··· Entries supplied

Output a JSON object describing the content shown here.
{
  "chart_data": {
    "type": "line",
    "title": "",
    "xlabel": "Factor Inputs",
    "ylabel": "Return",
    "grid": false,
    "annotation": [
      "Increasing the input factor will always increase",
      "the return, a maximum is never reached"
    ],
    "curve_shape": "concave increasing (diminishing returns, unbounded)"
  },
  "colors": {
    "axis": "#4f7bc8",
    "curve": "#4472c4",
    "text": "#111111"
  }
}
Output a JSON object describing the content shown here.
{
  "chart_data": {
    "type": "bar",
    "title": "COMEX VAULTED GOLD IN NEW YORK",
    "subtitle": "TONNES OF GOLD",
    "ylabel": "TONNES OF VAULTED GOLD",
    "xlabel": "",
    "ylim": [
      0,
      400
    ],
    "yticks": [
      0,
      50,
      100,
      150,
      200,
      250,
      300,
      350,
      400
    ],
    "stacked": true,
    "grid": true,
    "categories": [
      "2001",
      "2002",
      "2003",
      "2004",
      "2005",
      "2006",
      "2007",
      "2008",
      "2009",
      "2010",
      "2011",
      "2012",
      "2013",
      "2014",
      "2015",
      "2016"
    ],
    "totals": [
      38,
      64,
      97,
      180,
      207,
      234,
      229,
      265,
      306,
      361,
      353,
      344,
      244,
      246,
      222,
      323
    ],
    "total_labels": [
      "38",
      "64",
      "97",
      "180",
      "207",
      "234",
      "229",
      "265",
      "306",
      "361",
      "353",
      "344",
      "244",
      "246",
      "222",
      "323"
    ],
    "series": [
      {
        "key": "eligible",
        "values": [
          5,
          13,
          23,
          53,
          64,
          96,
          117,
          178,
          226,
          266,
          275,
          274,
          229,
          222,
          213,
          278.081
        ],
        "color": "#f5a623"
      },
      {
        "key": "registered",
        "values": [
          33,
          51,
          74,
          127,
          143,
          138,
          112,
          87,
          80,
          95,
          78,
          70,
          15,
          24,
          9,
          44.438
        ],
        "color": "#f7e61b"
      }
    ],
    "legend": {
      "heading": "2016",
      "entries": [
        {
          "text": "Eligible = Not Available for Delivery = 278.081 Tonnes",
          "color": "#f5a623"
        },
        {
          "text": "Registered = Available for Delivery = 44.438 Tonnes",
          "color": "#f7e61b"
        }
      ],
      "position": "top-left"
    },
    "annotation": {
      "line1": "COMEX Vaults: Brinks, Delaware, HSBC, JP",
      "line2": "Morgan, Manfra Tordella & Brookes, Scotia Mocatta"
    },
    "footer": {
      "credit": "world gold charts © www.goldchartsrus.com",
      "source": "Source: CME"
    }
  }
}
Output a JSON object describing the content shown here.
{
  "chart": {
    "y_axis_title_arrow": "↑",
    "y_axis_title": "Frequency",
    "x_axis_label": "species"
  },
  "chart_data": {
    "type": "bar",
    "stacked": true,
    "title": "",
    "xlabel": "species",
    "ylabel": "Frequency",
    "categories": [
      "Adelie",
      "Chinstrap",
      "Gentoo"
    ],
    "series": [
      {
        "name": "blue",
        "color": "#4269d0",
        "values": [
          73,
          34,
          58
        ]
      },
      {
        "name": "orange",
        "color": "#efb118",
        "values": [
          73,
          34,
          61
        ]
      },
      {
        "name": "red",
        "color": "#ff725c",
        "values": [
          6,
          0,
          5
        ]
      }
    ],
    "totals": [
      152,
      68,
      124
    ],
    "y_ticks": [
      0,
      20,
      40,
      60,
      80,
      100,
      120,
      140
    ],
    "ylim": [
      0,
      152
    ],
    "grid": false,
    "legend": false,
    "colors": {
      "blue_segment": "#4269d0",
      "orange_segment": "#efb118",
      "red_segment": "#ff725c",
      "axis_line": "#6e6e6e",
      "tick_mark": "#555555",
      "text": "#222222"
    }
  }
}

······

Check the data for the word "Delivery" and pull out the lines that have it.

          "text": "Eligible = Not Available for Delivery = 278.081 Tonnes",
          "text": "Registered = Available for Delivery = 44.438 Tonnes",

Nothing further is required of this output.